- **Given request 1**
In the listing, render the lines from the one containing "List each element" to the one containing "- table-row: HIPS(IN.) 33-35.5" as a JSON list of strings, one string per line, with blank lines left out.
══ Reading passage
How Gas Turbine Engines Work
Gas turbine engines are, theoretically, extremely simple. They have 3 parts:
In this engine air is sucked in from the right by the compressor. The compressor is basically a cone-shaped cylinder with small fan blades attached in rows (8 rows of blades are represented here). Assuming the light blue represents air at normal air pressure, then as the air is forced through the compression stage its pressure and velocity rise significantly. In some engines the pressure of the air can rise by a factor of 30. The high-pressure air produced by the compressor is shown in dark blue.
This high-pressure air then enters the combustion area, where a ring of fuel injectors injects a steady stream of fuel. The fuel is generally kerosene, jet fuel, propane, or natural gas. If you think about how easy it is to blow a candle out, then you can see the design problem in the combustion area - entering this area is high-pressure air moving at hundreds of miles per hour. You want to keep a flame burning continuously in that environment. The piece that solves this problem is called a "flame holder", or sometimes a "can". The can is a hollow, perforated piece of heavy metal (shown here is half of the can in cross-section):
The injectors are at the right. Compressed air enters through the perforations. Exhaust gases exit at the left. You can see in the previous figure that a second set of cylinders wraps around the inside and the outside of this perforated can, guiding the compressed intake air into the perforations.
At the left of the engine is the turbine section. In this figure there are two sets of turbines. The first set directly drives the compressor. The turbines, the shaft and the compressor all turn as a single unit:
At the far left is a final turbine stage, shown here with a single set of vanes. It drives the output shaft. This final turbine stage and the output shaft are a completely stand-alone, freewheeling unit. They spin freely without any connection to the rest of the engine. And that is the amazing part about a gas turbine engine - there is enough energy in the hot gases blowing through the blades of that final output turbine to generate 1,500 horsepower and drive a 63 ton M-1 Tank! A gas turbine engine really is that simple.
In the case of the turbine used in a tank or a power plant, there really is nothing to do with the exhaust gases but vent them through an exhaust pipe, as shown. Sometimes the exhaust will run through some sort of heat exchanger either to extract the heat for some other purpose or to preheat air before it enters the combustion chamber.
The discussion here is obviously simplified a bit. For example, we have not discussed the areas of bearings, oiling systems, internal support structures of the engine, stator vanes and so on. All of these areas become major engineering problems because of the tremendous temperatures, pressures and spin rates inside the engine. But the basic principles described here govern all gas turbine engines and help you to understand the basic layout and operation of the engine.
════
- **Given request 2**
In the passage on gas turbine engines, what is the piece that keeps the flame burning in the combustion area called?
══ Given records
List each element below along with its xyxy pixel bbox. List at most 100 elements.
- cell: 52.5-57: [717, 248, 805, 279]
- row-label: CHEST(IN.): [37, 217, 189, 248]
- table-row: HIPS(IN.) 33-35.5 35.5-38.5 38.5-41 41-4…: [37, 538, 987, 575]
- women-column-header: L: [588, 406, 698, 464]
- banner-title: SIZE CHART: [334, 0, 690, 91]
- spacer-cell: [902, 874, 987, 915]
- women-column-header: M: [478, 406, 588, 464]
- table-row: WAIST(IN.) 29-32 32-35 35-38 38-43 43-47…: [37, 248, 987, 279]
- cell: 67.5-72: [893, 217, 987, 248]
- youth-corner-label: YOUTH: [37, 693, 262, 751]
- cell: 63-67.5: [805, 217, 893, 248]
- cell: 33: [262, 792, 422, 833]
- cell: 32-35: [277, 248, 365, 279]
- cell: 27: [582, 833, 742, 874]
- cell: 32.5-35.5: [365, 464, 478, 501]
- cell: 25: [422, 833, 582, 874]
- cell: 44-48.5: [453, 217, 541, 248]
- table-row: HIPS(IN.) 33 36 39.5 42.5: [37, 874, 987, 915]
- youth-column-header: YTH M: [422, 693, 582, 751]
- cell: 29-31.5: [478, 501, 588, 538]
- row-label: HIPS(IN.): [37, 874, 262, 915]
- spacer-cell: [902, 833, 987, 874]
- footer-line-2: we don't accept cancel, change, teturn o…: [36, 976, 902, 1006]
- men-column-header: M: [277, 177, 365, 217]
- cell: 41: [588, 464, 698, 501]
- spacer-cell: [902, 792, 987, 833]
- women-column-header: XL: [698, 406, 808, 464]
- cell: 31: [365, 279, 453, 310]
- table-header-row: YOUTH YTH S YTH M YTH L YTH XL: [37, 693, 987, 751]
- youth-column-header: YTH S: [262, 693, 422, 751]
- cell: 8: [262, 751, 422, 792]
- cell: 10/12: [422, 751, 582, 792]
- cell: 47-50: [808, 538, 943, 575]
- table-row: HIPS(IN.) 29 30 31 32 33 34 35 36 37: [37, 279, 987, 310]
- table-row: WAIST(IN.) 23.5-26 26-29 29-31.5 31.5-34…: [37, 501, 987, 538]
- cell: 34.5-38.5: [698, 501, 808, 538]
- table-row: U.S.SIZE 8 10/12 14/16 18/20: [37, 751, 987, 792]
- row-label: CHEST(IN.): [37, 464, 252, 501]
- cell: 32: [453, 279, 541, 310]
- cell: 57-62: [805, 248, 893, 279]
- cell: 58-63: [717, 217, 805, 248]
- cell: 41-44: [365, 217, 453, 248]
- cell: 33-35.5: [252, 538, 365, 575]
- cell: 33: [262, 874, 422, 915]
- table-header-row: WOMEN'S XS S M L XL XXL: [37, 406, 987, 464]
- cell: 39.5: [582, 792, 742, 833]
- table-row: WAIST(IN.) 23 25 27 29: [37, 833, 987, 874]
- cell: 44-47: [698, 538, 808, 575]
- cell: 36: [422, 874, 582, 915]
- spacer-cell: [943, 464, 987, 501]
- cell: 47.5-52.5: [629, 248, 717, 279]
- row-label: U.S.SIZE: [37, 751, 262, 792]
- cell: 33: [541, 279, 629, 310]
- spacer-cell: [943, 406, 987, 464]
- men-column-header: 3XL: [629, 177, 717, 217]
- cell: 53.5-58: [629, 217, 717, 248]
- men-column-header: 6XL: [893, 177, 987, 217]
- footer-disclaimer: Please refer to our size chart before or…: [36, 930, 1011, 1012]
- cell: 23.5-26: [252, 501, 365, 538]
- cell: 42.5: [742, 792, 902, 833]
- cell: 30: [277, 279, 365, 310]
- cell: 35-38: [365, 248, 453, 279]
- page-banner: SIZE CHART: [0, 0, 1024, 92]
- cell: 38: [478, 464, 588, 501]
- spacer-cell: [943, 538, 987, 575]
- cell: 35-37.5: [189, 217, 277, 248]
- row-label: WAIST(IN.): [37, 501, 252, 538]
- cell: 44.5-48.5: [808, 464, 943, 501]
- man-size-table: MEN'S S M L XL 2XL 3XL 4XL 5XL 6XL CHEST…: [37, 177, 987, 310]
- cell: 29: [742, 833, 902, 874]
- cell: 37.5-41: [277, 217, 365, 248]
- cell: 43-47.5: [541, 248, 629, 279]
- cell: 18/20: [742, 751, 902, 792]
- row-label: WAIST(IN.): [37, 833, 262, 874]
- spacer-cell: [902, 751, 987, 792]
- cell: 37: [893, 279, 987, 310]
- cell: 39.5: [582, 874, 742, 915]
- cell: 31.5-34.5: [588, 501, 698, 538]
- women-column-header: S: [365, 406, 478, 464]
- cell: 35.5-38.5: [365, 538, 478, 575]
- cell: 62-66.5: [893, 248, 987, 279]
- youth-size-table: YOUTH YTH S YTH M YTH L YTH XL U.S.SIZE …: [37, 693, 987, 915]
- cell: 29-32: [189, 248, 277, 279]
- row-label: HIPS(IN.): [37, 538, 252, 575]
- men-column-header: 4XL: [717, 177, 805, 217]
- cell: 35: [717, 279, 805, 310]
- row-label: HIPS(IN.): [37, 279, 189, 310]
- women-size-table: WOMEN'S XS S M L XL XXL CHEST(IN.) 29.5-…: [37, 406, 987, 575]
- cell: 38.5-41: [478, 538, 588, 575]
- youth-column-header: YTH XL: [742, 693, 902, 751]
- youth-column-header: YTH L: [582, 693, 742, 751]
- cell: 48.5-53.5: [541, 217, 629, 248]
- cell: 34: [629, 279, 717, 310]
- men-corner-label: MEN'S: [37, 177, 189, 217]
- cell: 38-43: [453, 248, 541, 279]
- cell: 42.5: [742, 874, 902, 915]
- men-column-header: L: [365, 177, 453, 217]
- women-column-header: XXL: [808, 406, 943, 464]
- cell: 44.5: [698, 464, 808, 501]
════
══ Given records
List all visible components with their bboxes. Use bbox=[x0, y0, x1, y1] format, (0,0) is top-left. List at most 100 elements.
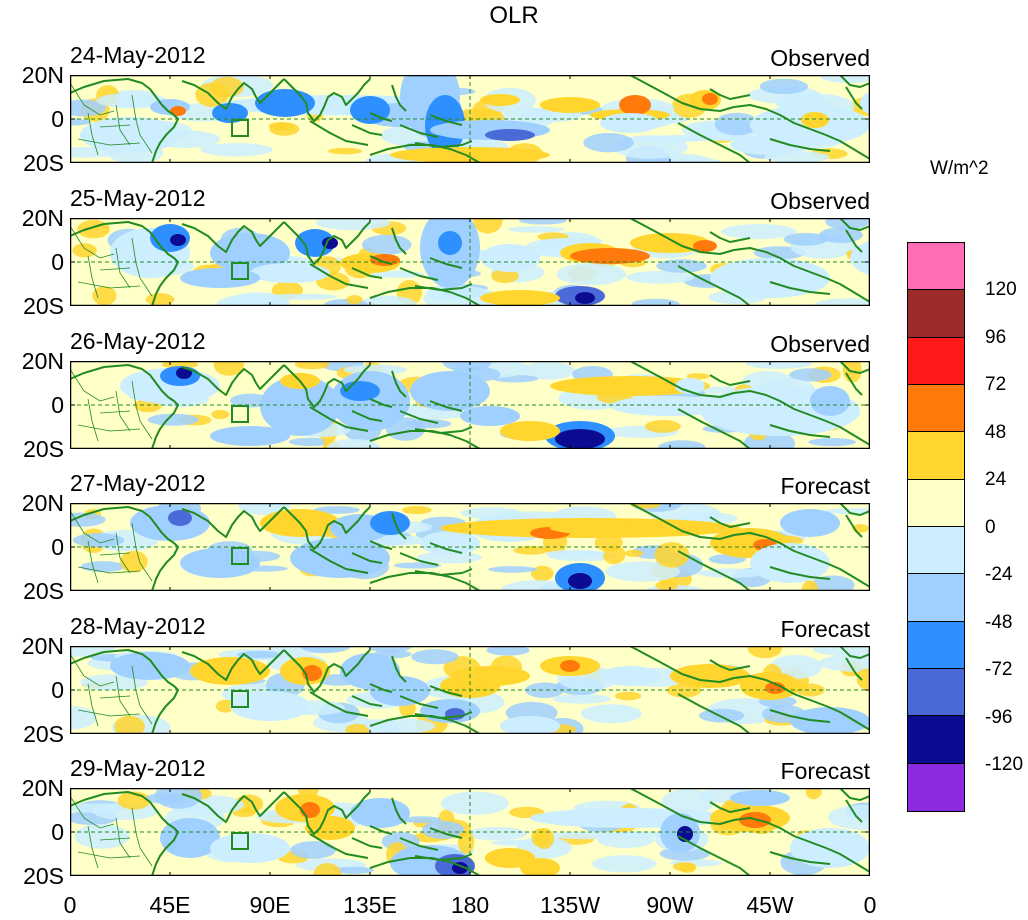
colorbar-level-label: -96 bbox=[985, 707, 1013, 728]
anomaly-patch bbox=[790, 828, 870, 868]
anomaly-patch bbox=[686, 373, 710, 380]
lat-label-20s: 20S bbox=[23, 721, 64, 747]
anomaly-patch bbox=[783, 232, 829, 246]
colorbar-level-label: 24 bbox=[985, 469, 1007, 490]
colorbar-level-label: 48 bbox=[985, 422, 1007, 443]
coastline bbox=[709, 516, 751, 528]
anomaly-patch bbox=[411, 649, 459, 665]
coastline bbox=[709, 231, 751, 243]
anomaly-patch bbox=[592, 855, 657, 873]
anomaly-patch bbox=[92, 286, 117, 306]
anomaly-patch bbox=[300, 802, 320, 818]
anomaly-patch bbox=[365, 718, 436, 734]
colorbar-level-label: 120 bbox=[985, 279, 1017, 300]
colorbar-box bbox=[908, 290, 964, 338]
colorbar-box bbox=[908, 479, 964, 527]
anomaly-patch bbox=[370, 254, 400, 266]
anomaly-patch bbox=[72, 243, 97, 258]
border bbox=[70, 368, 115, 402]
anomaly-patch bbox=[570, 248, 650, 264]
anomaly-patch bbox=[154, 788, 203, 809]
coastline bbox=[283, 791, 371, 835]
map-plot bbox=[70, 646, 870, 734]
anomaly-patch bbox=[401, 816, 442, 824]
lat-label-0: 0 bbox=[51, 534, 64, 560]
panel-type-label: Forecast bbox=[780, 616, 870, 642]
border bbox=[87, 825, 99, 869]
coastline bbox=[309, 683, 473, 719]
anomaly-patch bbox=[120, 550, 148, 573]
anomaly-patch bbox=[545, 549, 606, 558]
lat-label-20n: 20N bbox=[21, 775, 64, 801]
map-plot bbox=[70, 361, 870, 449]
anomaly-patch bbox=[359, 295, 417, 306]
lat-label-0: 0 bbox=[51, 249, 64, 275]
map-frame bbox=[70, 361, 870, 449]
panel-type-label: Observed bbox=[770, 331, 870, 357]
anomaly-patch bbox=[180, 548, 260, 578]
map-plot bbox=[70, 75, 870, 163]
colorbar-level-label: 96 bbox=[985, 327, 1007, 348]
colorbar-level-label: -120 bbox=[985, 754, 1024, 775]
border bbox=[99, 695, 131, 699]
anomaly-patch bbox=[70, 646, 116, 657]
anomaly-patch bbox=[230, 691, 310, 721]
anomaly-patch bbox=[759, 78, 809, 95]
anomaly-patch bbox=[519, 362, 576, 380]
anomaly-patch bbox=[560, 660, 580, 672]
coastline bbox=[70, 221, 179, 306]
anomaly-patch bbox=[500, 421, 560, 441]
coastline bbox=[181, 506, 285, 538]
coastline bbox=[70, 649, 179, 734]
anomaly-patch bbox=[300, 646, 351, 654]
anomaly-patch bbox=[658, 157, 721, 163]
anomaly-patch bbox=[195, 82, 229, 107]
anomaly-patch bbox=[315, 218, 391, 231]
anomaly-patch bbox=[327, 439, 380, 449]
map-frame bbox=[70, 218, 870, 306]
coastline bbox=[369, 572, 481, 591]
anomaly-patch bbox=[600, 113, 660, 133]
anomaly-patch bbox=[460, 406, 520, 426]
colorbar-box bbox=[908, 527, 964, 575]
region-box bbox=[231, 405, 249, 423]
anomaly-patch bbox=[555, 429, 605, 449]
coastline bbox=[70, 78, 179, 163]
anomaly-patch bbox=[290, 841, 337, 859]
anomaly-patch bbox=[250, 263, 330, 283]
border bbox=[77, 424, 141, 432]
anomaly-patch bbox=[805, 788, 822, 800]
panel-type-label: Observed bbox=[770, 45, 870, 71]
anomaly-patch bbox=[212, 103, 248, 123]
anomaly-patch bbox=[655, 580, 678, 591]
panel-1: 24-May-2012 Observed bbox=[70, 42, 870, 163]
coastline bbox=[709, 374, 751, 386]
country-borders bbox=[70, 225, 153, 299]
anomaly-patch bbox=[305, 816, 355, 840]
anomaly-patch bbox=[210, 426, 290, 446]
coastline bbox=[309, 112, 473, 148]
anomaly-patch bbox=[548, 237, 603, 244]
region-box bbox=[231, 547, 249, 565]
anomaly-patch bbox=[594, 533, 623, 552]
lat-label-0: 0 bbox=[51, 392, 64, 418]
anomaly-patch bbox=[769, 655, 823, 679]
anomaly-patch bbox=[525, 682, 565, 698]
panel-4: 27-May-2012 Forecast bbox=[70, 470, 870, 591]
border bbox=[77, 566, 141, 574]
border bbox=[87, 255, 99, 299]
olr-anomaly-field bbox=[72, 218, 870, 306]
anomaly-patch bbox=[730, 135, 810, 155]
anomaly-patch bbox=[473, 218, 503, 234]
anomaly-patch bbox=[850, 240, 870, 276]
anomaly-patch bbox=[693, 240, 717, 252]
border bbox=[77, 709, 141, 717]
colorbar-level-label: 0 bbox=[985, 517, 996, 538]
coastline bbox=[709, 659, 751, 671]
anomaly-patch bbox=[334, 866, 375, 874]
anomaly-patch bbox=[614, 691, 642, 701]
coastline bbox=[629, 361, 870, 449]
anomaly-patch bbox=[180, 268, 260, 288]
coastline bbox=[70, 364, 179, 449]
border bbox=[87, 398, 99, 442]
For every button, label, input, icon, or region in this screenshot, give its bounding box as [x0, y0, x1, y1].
════
- **Answer 1**
[
  "List each element below along with its xyxy pixel bbox. List at most 100 elements.",
  "- cell: 52.5-57: [717, 248, 805, 279]",
  "- row-label: CHEST(IN.): [37, 217, 189, 248]",
  "- table-row: HIPS(IN.) 33-35.5 35.5-38.5 38.5-41 41-4…: [37, 538, 987, 575]"
]

- **Answer 2**
A "flame holder," sometimes called a "can."